Instructions to follow → Look through the material below. Copy every line with the string "time" in it.

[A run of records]
------------

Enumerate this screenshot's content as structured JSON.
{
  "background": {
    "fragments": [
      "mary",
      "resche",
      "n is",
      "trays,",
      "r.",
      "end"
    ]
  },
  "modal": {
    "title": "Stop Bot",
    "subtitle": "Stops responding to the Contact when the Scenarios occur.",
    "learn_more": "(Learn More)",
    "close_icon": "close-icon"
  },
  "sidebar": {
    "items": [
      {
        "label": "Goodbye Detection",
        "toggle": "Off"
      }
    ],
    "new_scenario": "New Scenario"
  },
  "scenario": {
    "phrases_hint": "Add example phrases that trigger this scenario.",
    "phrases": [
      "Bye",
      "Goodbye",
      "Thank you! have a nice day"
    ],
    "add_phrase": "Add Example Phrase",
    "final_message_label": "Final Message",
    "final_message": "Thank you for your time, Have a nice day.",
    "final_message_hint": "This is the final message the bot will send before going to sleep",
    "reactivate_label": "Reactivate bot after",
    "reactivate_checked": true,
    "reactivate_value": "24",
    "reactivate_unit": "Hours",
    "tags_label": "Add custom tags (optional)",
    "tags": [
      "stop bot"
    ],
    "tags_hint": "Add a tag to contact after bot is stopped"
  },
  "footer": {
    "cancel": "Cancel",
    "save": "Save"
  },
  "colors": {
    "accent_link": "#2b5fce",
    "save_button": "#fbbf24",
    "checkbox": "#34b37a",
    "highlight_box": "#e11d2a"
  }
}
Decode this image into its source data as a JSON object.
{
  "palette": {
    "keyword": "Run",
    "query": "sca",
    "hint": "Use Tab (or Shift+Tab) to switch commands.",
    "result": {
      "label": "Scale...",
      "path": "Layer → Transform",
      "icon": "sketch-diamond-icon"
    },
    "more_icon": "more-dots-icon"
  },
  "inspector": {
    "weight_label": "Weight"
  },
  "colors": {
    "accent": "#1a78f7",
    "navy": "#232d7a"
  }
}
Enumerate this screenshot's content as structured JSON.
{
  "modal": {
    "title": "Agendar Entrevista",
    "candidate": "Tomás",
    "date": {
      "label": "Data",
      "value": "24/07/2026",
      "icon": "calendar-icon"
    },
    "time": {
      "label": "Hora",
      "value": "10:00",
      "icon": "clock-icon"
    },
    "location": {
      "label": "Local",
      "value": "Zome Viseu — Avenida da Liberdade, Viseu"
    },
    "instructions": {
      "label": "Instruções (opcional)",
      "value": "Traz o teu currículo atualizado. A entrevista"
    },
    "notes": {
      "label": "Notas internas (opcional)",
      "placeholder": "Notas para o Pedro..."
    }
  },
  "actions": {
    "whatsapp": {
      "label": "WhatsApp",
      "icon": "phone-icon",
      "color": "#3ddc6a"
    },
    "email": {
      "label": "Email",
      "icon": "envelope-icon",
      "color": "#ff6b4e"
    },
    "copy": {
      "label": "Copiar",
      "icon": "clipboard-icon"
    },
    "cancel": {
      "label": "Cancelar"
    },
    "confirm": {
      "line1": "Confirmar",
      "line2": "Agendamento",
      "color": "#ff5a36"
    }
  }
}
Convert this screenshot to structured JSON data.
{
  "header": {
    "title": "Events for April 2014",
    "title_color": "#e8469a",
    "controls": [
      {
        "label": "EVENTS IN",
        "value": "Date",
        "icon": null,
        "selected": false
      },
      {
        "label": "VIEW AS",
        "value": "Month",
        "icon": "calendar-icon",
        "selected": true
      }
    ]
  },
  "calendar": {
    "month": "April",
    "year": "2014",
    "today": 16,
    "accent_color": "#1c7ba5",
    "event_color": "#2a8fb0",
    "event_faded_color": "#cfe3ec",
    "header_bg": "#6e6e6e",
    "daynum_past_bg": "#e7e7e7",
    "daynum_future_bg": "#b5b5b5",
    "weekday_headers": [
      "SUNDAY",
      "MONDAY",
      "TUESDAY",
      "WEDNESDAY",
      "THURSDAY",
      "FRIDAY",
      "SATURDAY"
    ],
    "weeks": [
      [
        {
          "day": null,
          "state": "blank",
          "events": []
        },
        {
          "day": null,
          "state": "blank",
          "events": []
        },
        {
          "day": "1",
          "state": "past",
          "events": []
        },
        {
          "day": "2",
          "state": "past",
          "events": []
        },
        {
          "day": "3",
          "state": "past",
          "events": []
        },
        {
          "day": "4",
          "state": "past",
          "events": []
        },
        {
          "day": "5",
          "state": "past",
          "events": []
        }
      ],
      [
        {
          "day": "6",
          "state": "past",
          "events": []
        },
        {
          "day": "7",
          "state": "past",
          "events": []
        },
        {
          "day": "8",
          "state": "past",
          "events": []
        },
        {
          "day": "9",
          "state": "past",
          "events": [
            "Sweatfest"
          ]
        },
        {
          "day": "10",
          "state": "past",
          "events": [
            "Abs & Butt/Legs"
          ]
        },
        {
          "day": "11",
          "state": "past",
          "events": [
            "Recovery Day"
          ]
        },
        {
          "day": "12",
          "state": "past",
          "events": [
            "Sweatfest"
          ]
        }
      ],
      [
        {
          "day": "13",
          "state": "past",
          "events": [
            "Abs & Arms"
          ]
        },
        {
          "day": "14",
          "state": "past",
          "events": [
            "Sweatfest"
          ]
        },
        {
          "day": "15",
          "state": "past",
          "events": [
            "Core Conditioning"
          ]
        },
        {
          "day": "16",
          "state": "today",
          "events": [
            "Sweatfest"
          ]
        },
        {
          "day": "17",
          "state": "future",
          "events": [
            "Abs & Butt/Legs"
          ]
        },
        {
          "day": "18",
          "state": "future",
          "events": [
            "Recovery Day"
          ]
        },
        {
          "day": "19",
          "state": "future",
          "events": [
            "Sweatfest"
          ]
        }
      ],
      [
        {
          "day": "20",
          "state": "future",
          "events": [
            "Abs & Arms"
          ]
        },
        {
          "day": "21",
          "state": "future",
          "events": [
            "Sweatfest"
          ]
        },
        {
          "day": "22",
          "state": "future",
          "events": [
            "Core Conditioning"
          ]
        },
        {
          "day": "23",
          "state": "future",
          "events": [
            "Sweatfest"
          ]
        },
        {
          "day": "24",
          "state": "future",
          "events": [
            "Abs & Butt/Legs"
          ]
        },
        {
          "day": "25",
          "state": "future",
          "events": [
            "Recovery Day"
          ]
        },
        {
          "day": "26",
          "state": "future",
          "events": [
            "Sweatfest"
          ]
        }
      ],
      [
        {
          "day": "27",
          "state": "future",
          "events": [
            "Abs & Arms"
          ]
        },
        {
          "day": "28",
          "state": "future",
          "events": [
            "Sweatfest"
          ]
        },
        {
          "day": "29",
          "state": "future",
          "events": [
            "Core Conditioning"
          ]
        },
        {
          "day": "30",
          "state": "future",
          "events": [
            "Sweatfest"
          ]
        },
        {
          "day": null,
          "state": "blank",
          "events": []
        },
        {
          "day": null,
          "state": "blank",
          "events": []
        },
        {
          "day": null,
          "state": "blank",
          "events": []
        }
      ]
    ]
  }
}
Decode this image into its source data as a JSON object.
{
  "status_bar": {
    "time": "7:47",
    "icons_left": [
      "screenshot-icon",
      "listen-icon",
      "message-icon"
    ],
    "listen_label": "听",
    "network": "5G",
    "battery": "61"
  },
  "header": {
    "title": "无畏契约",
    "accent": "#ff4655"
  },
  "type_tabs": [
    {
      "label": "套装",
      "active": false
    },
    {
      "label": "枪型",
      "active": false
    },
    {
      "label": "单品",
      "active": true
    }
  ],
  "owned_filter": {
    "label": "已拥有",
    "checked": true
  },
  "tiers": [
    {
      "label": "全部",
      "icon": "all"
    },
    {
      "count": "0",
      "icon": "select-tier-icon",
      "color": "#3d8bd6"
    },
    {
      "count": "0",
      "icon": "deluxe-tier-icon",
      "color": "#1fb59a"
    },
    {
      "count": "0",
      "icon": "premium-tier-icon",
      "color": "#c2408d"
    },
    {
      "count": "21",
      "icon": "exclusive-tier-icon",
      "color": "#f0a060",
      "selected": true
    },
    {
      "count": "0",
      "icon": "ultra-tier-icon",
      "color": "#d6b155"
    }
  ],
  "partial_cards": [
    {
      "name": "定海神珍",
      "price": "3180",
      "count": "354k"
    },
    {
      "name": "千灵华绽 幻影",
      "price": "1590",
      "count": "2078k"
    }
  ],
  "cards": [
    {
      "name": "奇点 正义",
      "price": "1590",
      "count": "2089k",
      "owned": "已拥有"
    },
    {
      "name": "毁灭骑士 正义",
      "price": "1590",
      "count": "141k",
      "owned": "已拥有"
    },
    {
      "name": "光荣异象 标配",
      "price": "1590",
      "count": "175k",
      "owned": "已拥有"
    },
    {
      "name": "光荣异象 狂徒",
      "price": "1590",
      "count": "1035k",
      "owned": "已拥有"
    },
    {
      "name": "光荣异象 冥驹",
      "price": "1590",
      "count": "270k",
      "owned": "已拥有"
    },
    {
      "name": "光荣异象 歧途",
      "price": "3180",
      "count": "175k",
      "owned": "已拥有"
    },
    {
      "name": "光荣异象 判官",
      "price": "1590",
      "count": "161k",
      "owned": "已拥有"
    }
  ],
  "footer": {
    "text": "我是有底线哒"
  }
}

------------

Completed task →
    "final_message": "Thank you for your time, Have a nice day.",
    "time": {
    "time": "7:47",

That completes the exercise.